Print the entries below word for word; the pictures stay out of your copy.

Some records:
######
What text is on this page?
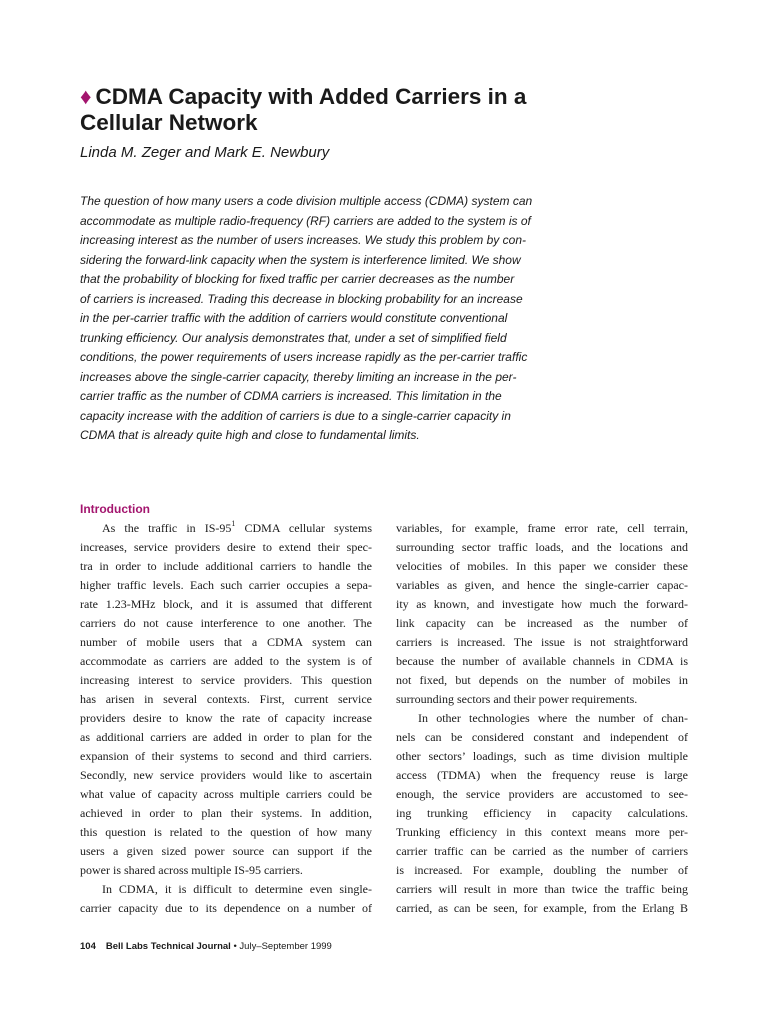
♦ CDMA Capacity with Added Carriers in a
Cellular Network

Linda M. Zeger and Mark E. Newbury

The question of how many users a code division multiple access (CDMA) system can
accommodate as multiple radio-frequency (RF) carriers are added to the system is of
increasing interest as the number of users increases. We study this problem by con-
sidering the forward-link capacity when the system is interference limited. We show
that the probability of blocking for fixed traffic per carrier decreases as the number
of carriers is increased. Trading this decrease in blocking probability for an increase
in the per-carrier traffic with the addition of carriers would constitute conventional
trunking efficiency. Our analysis demonstrates that, under a set of simplified field
conditions, the power requirements of users increase rapidly as the per-carrier traffic
increases above the single-carrier capacity, thereby limiting an increase in the per-
carrier traffic as the number of CDMA carriers is increased. This limitation in the
capacity increase with the addition of carriers is due to a single-carrier capacity in
CDMA that is already quite high and close to fundamental limits.

Introduction
As the traffic in $IS-95^1$ CDMA cellular systems
increases, service providers desire to extend their spec-
tra in order to include additional carriers to handle the
higher traffic levels. Each such carrier occupies a sepa-
rate 1.23-MHz block, and it is assumed that different
carriers do not cause interference to one another. The
number of mobile users that a CDMA system can
accommodate as carriers are added to the system is of
increasing interest to service providers. This question
has arisen in several contexts. First, current service
providers desire to know the rate of capacity increase
as additional carriers are added in order to plan for the
expansion of their systems to second and third carriers.
Secondly, new service providers would like to ascertain
what value of capacity across multiple carriers could be
achieved in order to plan their systems. In addition,
this question is related to the question of how many
users a given sized power source can support if the
power is shared across multiple IS-95 carriers.
In CDMA, it is difficult to determine even single-
carrier capacity due to its dependence on a number of
variables, for example, frame error rate, cell terrain,
surrounding sector traffic loads, and the locations and
velocities of mobiles. In this paper we consider these
variables as given, and hence the single-carrier capac-
ity as known, and investigate how much the forward-
link capacity can be increased as the number of
carriers is increased. The issue is not straightforward
because the number of available channels in CDMA is
not fixed, but depends on the number of mobiles in
surrounding sectors and their power requirements.
In other technologies where the number of chan-
nels can be considered constant and independent of
other sectors’ loadings, such as time division multiple
access (TDMA) when the frequency reuse is large
enough, the service providers are accustomed to see-
ing trunking efficiency in capacity calculations.
Trunking efficiency in this context means more per-
carrier traffic can be carried as the number of carriers
is increased. For example, doubling the number of
carriers will result in more than twice the traffic being
carried, as can be seen, for example, from the Erlang B
104 Bell Labs Technical Journal • July–September 1999
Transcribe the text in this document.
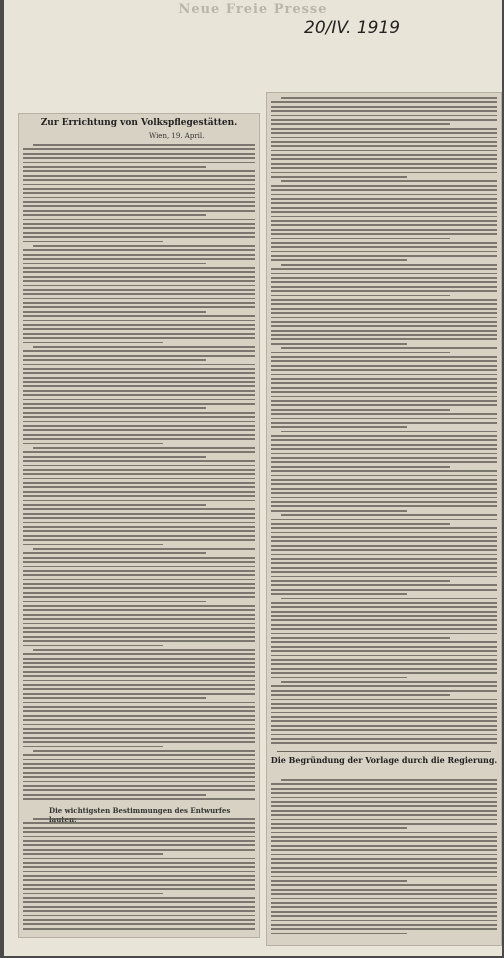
Neue Freie Presse
20/IV. 1919
Zur Errichtung von Volkspflegestätten.
Wien, 19. April.
Die wichtigsten Bestimmungen des Entwurfes
Die Begründung der Vorlage durch die Regierung.
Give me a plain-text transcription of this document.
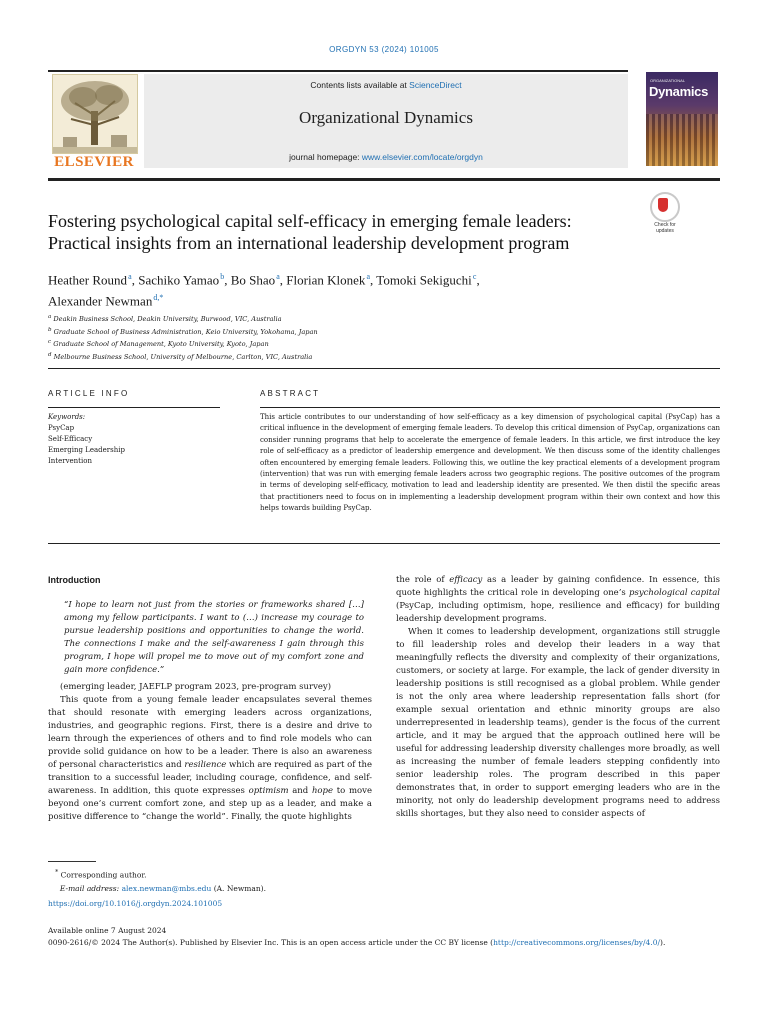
ORGDYN 53 (2024) 101005
ELSEVIER
Contents lists available at ScienceDirect
Organizational Dynamics
journal homepage: www.elsevier.com/locate/orgdyn
ORGANIZATIONAL
Dynamics
Fostering psychological capital self-efficacy in emerging female leaders: Practical insights from an international leadership development program
Check for updates
Heather Round $^a$, Sachiko Yamao $^b$, Bo Shao $^a$, Florian Klonek $^a$, Tomoki Sekiguchi $^c$,
Alexander Newman $^{d,*}$
$^a$ Deakin Business School, Deakin University, Burwood, VIC, Australia
$^b$ Graduate School of Business Administration, Keio University, Yokohama, Japan
$^c$ Graduate School of Management, Kyoto University, Kyoto, Japan
$^d$ Melbourne Business School, University of Melbourne, Carlton, VIC, Australia
ARTICLE INFO	ABSTRACT
Keywords:
PsyCap
Self-Efficacy
Emerging Leadership
Intervention
This article contributes to our understanding of how self-efficacy as a key dimension of psychological capital (PsyCap) has a critical influence in the development of emerging female leaders. To develop this critical dimension of PsyCap, organizations can consider running programs that help to accelerate the emergence of female leaders. In this article, we first introduce the key role of self-efficacy as a predictor of leadership emergence and development. We then discuss some of the identity challenges often encountered by emerging female leaders. Following this, we outline the key practical elements of a development program (intervention) that was run with emerging female leaders across two geographic regions. The positive outcomes of the program in terms of developing self-efficacy, motivation to lead and leadership identity are presented. We then distil the specific areas that practitioners need to focus on in implementing a leadership development program within their own context and how this helps towards building PsyCap.
Introduction

“I hope to learn not just from the stories or frameworks shared […] among my fellow participants. I want to (…) increase my courage to pursue leadership positions and opportunities to change the world. The connections I make and the self-awareness I gain through this program, I hope will propel me to move out of my comfort zone and gain more confidence.”

(emerging leader, JAEFLP program 2023, pre-program survey)

This quote from a young female leader encapsulates several themes that should resonate with emerging leaders across organizations, industries, and geographic regions. First, there is a desire and drive to learn through the experiences of others and to find role models who can provide solid guidance on how to be a leader. There is also an awareness of personal characteristics and resilience which are required as part of the transition to a successful leader, including courage, confidence, and self-awareness. In addition, this quote expresses optimism and hope to move beyond one’s current comfort zone, and step up as a leader, and make a positive difference to “change the world”. Finally, the quote highlights

the role of efficacy as a leader by gaining confidence. In essence, this quote highlights the critical role in developing one’s psychological capital (PsyCap, including optimism, hope, resilience and efficacy) for building leadership development programs.

When it comes to leadership development, organizations still struggle to fill leadership roles and develop their leaders in a way that meaningfully reflects the diversity and complexity of their organizations, customers, or society at large. For example, the lack of gender diversity in leadership positions is still recognised as a global problem. While gender is not the only area where leadership representation falls short (for example sexual orientation and ethnic minority groups are also underrepresented in leadership teams), gender is the focus of the current article, and it may be argued that the approach outlined here will be useful for addressing leadership diversity challenges more broadly, as well as increasing the number of female leaders stepping confidently into senior leadership roles. The program described in this paper demonstrates that, in order to support emerging leaders who are in the minority, not only do leadership development programs need to address skills shortages, but they also need to consider aspects of

* Corresponding author.
E-mail address: alex.newman@mbs.edu (A. Newman).
https://doi.org/10.1016/j.orgdyn.2024.101005
Available online 7 August 2024
0090-2616/© 2024 The Author(s). Published by Elsevier Inc. This is an open access article under the CC BY license (http://creativecommons.org/licenses/by/4.0/).
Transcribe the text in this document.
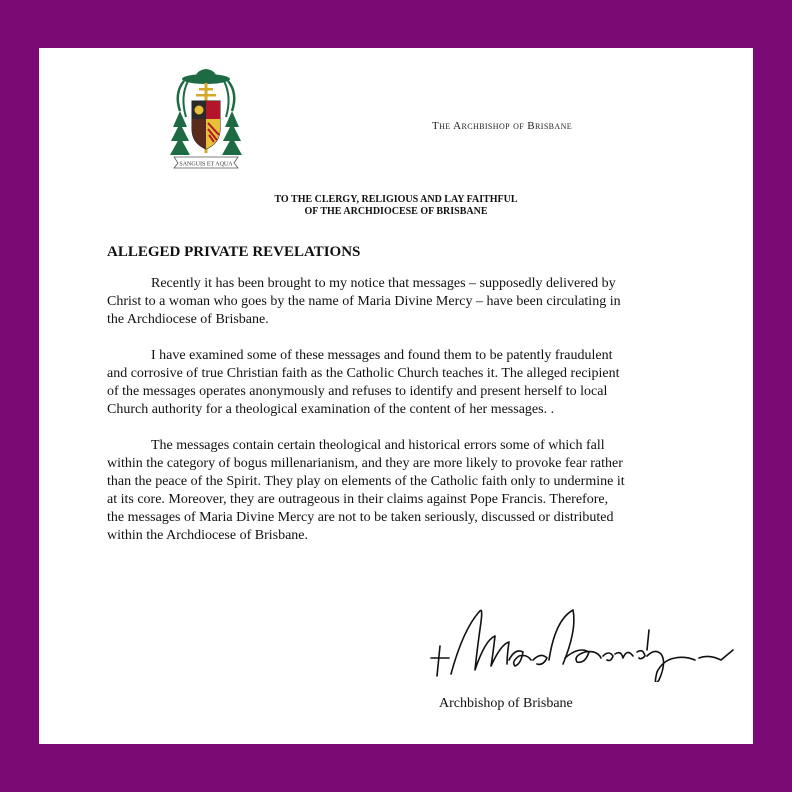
SANGUIS ET AQUA
The Archbishop of Brisbane
TO THE CLERGY, RELIGIOUS AND LAY FAITHFUL
OF THE ARCHDIOCESE OF BRISBANE
ALLEGED PRIVATE REVELATIONS

Recently it has been brought to my notice that messages – supposedly delivered by
Christ to a woman who goes by the name of Maria Divine Mercy – have been circulating in
the Archdiocese of Brisbane.

I have examined some of these messages and found them to be patently fraudulent
and corrosive of true Christian faith as the Catholic Church teaches it. The alleged recipient
of the messages operates anonymously and refuses to identify and present herself to local
Church authority for a theological examination of the content of her messages. .

The messages contain certain theological and historical errors some of which fall
within the category of bogus millenarianism, and they are more likely to provoke fear rather
than the peace of the Spirit. They play on elements of the Catholic faith only to undermine it
at its core. Moreover, they are outrageous in their claims against Pope Francis. Therefore,
the messages of Maria Divine Mercy are not to be taken seriously, discussed or distributed
within the Archdiocese of Brisbane.

Archbishop of Brisbane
######
* _Answer in full_:
What text is on this page?
♦ CDMA Capacity with Added Carriers in a
Cellular Network

Linda M. Zeger and Mark E. Newbury

The question of how many users a code division multiple access (CDMA) system can
accommodate as multiple radio-frequency (RF) carriers are added to the system is of
increasing interest as the number of users increases. We study this problem by con-
sidering the forward-link capacity when the system is interference limited. We show
that the probability of blocking for fixed traffic per carrier decreases as the number
of carriers is increased. Trading this decrease in blocking probability for an increase
in the per-carrier traffic with the addition of carriers would constitute conventional
trunking efficiency. Our analysis demonstrates that, under a set of simplified field
conditions, the power requirements of users increase rapidly as the per-carrier traffic
increases above the single-carrier capacity, thereby limiting an increase in the per-
carrier traffic as the number of CDMA carriers is increased. This limitation in the
capacity increase with the addition of carriers is due to a single-carrier capacity in
CDMA that is already quite high and close to fundamental limits.

Introduction
As the traffic in $IS-95^1$ CDMA cellular systems
increases, service providers desire to extend their spec-
tra in order to include additional carriers to handle the
higher traffic levels. Each such carrier occupies a sepa-
rate 1.23-MHz block, and it is assumed that different
carriers do not cause interference to one another. The
number of mobile users that a CDMA system can
accommodate as carriers are added to the system is of
increasing interest to service providers. This question
has arisen in several contexts. First, current service
providers desire to know the rate of capacity increase
as additional carriers are added in order to plan for the
expansion of their systems to second and third carriers.
Secondly, new service providers would like to ascertain
what value of capacity across multiple carriers could be
achieved in order to plan their systems. In addition,
this question is related to the question of how many
users a given sized power source can support if the
power is shared across multiple IS-95 carriers.
In CDMA, it is difficult to determine even single-
carrier capacity due to its dependence on a number of
variables, for example, frame error rate, cell terrain,
surrounding sector traffic loads, and the locations and
velocities of mobiles. In this paper we consider these
variables as given, and hence the single-carrier capac-
ity as known, and investigate how much the forward-
link capacity can be increased as the number of
carriers is increased. The issue is not straightforward
because the number of available channels in CDMA is
not fixed, but depends on the number of mobiles in
surrounding sectors and their power requirements.
In other technologies where the number of chan-
nels can be considered constant and independent of
other sectors’ loadings, such as time division multiple
access (TDMA) when the frequency reuse is large
enough, the service providers are accustomed to see-
ing trunking efficiency in capacity calculations.
Trunking efficiency in this context means more per-
carrier traffic can be carried as the number of carriers
is increased. For example, doubling the number of
carriers will result in more than twice the traffic being
carried, as can be seen, for example, from the Erlang B
104 Bell Labs Technical Journal • July–September 1999
Transcribe the text in this document.
Neue Freie Presse
20/IV. 1919
Zur Errichtung von Volkspflegestätten.
Wien, 19. April.
Die wichtigsten Bestimmungen des Entwurfes
Die Begründung der Vorlage durch die Regierung.
Give me a plain-text transcription of this document.
ORGDYN 53 (2024) 101005
ELSEVIER
Contents lists available at ScienceDirect
Organizational Dynamics
journal homepage: www.elsevier.com/locate/orgdyn
ORGANIZATIONAL
Dynamics
Fostering psychological capital self-efficacy in emerging female leaders: Practical insights from an international leadership development program
Check for updates
Heather Round $^a$, Sachiko Yamao $^b$, Bo Shao $^a$, Florian Klonek $^a$, Tomoki Sekiguchi $^c$,
Alexander Newman $^{d,*}$
$^a$ Deakin Business School, Deakin University, Burwood, VIC, Australia
$^b$ Graduate School of Business Administration, Keio University, Yokohama, Japan
$^c$ Graduate School of Management, Kyoto University, Kyoto, Japan
$^d$ Melbourne Business School, University of Melbourne, Carlton, VIC, Australia
ARTICLE INFO	ABSTRACT
Keywords:
PsyCap
Self-Efficacy
Emerging Leadership
Intervention
This article contributes to our understanding of how self-efficacy as a key dimension of psychological capital (PsyCap) has a critical influence in the development of emerging female leaders. To develop this critical dimension of PsyCap, organizations can consider running programs that help to accelerate the emergence of female leaders. In this article, we first introduce the key role of self-efficacy as a predictor of leadership emergence and development. We then discuss some of the identity challenges often encountered by emerging female leaders. Following this, we outline the key practical elements of a development program (intervention) that was run with emerging female leaders across two geographic regions. The positive outcomes of the program in terms of developing self-efficacy, motivation to lead and leadership identity are presented. We then distil the specific areas that practitioners need to focus on in implementing a leadership development program within their own context and how this helps towards building PsyCap.
Introduction

“I hope to learn not just from the stories or frameworks shared […] among my fellow participants. I want to (…) increase my courage to pursue leadership positions and opportunities to change the world. The connections I make and the self-awareness I gain through this program, I hope will propel me to move out of my comfort zone and gain more confidence.”

(emerging leader, JAEFLP program 2023, pre-program survey)

This quote from a young female leader encapsulates several themes that should resonate with emerging leaders across organizations, industries, and geographic regions. First, there is a desire and drive to learn through the experiences of others and to find role models who can provide solid guidance on how to be a leader. There is also an awareness of personal characteristics and resilience which are required as part of the transition to a successful leader, including courage, confidence, and self-awareness. In addition, this quote expresses optimism and hope to move beyond one’s current comfort zone, and step up as a leader, and make a positive difference to “change the world”. Finally, the quote highlights

the role of efficacy as a leader by gaining confidence. In essence, this quote highlights the critical role in developing one’s psychological capital (PsyCap, including optimism, hope, resilience and efficacy) for building leadership development programs.

When it comes to leadership development, organizations still struggle to fill leadership roles and develop their leaders in a way that meaningfully reflects the diversity and complexity of their organizations, customers, or society at large. For example, the lack of gender diversity in leadership positions is still recognised as a global problem. While gender is not the only area where leadership representation falls short (for example sexual orientation and ethnic minority groups are also underrepresented in leadership teams), gender is the focus of the current article, and it may be argued that the approach outlined here will be useful for addressing leadership diversity challenges more broadly, as well as increasing the number of female leaders stepping confidently into senior leadership roles. The program described in this paper demonstrates that, in order to support emerging leaders who are in the minority, not only do leadership development programs need to address skills shortages, but they also need to consider aspects of

* Corresponding author.
E-mail address: alex.newman@mbs.edu (A. Newman).
https://doi.org/10.1016/j.orgdyn.2024.101005
Available online 7 August 2024
0090-2616/© 2024 The Author(s). Published by Elsevier Inc. This is an open access article under the CC BY license (http://creativecommons.org/licenses/by/4.0/).
Transcribe the text in this document.
SANGUIS ET AQUA
The Archbishop of Brisbane
TO THE CLERGY, RELIGIOUS AND LAY FAITHFUL
OF THE ARCHDIOCESE OF BRISBANE
ALLEGED PRIVATE REVELATIONS

Recently it has been brought to my notice that messages – supposedly delivered by
Christ to a woman who goes by the name of Maria Divine Mercy – have been circulating in
the Archdiocese of Brisbane.

I have examined some of these messages and found them to be patently fraudulent
and corrosive of true Christian faith as the Catholic Church teaches it. The alleged recipient
of the messages operates anonymously and refuses to identify and present herself to local
Church authority for a theological examination of the content of her messages. .

The messages contain certain theological and historical errors some of which fall
within the category of bogus millenarianism, and they are more likely to provoke fear rather
than the peace of the Spirit. They play on elements of the Catholic faith only to undermine it
at its core. Moreover, they are outrageous in their claims against Pope Francis. Therefore,
the messages of Maria Divine Mercy are not to be taken seriously, discussed or distributed
within the Archdiocese of Brisbane.

Archbishop of Brisbane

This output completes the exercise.